Work to be completed —
Switch every "Tabelas de Preços" in these lines to "Lista de Preços" and leave everything else unchanged.

:: Data for processing ::

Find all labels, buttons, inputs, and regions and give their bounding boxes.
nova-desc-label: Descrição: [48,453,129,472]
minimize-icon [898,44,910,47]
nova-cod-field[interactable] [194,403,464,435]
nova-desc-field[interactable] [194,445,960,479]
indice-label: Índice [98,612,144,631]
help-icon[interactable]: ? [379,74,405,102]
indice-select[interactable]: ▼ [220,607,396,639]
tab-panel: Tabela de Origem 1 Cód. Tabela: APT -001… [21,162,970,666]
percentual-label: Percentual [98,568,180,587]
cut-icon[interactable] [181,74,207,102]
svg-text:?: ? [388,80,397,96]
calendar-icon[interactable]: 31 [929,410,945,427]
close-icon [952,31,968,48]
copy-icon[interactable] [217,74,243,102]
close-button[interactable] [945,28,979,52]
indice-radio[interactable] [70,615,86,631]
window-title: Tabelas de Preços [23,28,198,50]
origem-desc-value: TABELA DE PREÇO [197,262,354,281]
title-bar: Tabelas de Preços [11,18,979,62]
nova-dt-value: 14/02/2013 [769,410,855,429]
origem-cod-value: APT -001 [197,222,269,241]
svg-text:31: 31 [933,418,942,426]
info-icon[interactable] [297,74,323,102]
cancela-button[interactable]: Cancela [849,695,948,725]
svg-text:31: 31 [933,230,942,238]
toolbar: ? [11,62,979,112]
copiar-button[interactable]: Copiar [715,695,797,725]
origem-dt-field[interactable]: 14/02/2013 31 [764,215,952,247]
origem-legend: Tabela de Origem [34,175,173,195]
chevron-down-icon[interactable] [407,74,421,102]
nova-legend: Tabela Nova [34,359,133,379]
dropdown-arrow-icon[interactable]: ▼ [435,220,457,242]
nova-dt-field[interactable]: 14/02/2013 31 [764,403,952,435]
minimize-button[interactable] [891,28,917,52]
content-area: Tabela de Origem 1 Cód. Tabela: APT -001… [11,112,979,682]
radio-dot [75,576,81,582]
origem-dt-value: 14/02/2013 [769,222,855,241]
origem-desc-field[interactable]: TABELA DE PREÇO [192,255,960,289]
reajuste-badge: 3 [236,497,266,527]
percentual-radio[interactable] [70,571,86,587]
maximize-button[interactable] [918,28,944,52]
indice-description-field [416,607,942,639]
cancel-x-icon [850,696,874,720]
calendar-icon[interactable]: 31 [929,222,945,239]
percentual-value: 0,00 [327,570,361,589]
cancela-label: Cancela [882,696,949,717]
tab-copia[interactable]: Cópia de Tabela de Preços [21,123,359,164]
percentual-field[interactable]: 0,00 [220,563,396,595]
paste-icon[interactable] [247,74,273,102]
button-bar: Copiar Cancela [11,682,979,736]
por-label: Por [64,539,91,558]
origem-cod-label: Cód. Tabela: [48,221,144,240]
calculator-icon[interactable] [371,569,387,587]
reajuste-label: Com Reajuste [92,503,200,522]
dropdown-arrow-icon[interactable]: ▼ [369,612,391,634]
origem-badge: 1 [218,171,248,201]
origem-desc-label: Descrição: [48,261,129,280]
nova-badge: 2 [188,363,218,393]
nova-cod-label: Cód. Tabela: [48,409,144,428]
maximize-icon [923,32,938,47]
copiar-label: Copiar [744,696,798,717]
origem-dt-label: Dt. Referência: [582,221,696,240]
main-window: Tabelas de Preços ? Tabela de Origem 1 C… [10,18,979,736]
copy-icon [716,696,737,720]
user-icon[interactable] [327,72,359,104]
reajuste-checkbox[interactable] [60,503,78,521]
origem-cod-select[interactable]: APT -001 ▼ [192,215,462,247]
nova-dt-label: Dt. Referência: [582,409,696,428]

:::

Final result —
Find all labels, buttons, inputs, and regions and give their bounding boxes.
nova-desc-label: Descrição: [48,453,129,472]
minimize-icon [898,44,910,47]
nova-cod-field[interactable] [194,403,464,435]
nova-desc-field[interactable] [194,445,960,479]
indice-label: Índice [98,612,144,631]
help-icon[interactable]: ? [379,74,405,102]
indice-select[interactable]: ▼ [220,607,396,639]
tab-panel: Tabela de Origem 1 Cód. Tabela: APT -001… [21,162,970,666]
percentual-label: Percentual [98,568,180,587]
cut-icon[interactable] [181,74,207,102]
svg-text:?: ? [388,80,397,96]
calendar-icon[interactable]: 31 [929,410,945,427]
close-icon [952,31,968,48]
copy-icon[interactable] [217,74,243,102]
close-button[interactable] [945,28,979,52]
indice-radio[interactable] [70,615,86,631]
window-title: Lista de Preços [23,28,198,50]
origem-desc-value: TABELA DE PREÇO [197,262,354,281]
title-bar: Lista de Preços [11,18,979,62]
nova-dt-value: 14/02/2013 [769,410,855,429]
origem-cod-value: APT -001 [197,222,269,241]
svg-text:31: 31 [933,418,942,426]
info-icon[interactable] [297,74,323,102]
cancela-button[interactable]: Cancela [849,695,948,725]
svg-text:31: 31 [933,230,942,238]
toolbar: ? [11,62,979,112]
copiar-button[interactable]: Copiar [715,695,797,725]
origem-dt-field[interactable]: 14/02/2013 31 [764,215,952,247]
origem-legend: Tabela de Origem [34,175,173,195]
chevron-down-icon[interactable] [407,74,421,102]
nova-legend: Tabela Nova [34,359,133,379]
dropdown-arrow-icon[interactable]: ▼ [435,220,457,242]
nova-dt-field[interactable]: 14/02/2013 31 [764,403,952,435]
minimize-button[interactable] [891,28,917,52]
content-area: Tabela de Origem 1 Cód. Tabela: APT -001… [11,112,979,682]
radio-dot [75,576,81,582]
origem-dt-value: 14/02/2013 [769,222,855,241]
origem-desc-field[interactable]: TABELA DE PREÇO [192,255,960,289]
reajuste-badge: 3 [236,497,266,527]
percentual-radio[interactable] [70,571,86,587]
maximize-button[interactable] [918,28,944,52]
indice-description-field [416,607,942,639]
cancel-x-icon [850,696,874,720]
calendar-icon[interactable]: 31 [929,222,945,239]
percentual-value: 0,00 [327,570,361,589]
cancela-label: Cancela [882,696,949,717]
tab-copia[interactable]: Cópia de Tabela de Preços [21,123,359,164]
percentual-field[interactable]: 0,00 [220,563,396,595]
paste-icon[interactable] [247,74,273,102]
button-bar: Copiar Cancela [11,682,979,736]
por-label: Por [64,539,91,558]
origem-cod-label: Cód. Tabela: [48,221,144,240]
calculator-icon[interactable] [371,569,387,587]
reajuste-label: Com Reajuste [92,503,200,522]
dropdown-arrow-icon[interactable]: ▼ [369,612,391,634]
origem-badge: 1 [218,171,248,201]
origem-desc-label: Descrição: [48,261,129,280]
nova-badge: 2 [188,363,218,393]
nova-cod-label: Cód. Tabela: [48,409,144,428]
maximize-icon [923,32,938,47]
copiar-label: Copiar [744,696,798,717]
origem-dt-label: Dt. Referência: [582,221,696,240]
main-window: Lista de Preços ? Tabela de Origem 1 C… [10,18,979,736]
copy-icon [716,696,737,720]
user-icon[interactable] [327,72,359,104]
reajuste-checkbox[interactable] [60,503,78,521]
origem-cod-select[interactable]: APT -001 ▼ [192,215,462,247]
nova-dt-label: Dt. Referência: [582,409,696,428]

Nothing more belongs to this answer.